Problem to work on:
Show all lines holding the string "title".

Data for this exercise:
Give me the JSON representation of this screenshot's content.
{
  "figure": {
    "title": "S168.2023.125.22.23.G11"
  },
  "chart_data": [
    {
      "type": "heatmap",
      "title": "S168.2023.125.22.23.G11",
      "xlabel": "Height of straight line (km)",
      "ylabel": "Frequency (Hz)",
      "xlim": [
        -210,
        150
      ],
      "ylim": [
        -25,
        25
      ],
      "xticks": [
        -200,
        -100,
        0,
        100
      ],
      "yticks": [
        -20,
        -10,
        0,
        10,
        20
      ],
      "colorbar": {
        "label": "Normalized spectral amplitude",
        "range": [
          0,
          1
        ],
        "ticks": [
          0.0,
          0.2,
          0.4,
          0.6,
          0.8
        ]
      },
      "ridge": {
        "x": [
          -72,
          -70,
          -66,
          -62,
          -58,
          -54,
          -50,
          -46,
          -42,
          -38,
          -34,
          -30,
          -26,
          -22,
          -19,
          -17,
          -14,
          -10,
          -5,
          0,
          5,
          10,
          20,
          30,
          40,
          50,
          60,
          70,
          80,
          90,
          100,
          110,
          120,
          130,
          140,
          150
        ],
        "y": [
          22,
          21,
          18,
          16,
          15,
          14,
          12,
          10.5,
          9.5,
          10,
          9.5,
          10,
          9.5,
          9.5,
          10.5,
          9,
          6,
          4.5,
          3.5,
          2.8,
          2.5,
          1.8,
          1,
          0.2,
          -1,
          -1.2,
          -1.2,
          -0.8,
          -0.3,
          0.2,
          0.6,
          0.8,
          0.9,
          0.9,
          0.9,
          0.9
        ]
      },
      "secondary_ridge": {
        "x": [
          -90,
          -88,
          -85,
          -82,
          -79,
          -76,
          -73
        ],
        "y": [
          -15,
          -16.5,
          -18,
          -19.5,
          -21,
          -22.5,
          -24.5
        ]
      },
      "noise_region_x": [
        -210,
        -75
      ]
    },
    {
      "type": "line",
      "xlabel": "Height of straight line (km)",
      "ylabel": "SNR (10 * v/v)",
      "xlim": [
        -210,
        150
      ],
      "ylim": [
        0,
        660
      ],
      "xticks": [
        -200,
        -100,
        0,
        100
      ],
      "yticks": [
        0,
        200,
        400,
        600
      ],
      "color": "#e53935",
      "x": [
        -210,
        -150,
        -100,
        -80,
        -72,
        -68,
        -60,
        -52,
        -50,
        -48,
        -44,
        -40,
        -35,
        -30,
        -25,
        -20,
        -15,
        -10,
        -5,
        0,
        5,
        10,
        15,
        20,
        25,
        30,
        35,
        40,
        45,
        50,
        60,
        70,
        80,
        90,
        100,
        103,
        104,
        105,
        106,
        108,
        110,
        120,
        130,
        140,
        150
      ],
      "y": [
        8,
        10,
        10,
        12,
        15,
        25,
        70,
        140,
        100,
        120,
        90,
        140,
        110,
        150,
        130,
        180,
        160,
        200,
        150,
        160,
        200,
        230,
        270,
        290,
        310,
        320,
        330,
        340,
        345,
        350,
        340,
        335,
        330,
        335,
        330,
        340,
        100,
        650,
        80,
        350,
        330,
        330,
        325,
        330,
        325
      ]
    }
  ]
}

Problem solution:
    "title": "S168.2023.125.22.23.G11"
      "title": "S168.2023.125.22.23.G11",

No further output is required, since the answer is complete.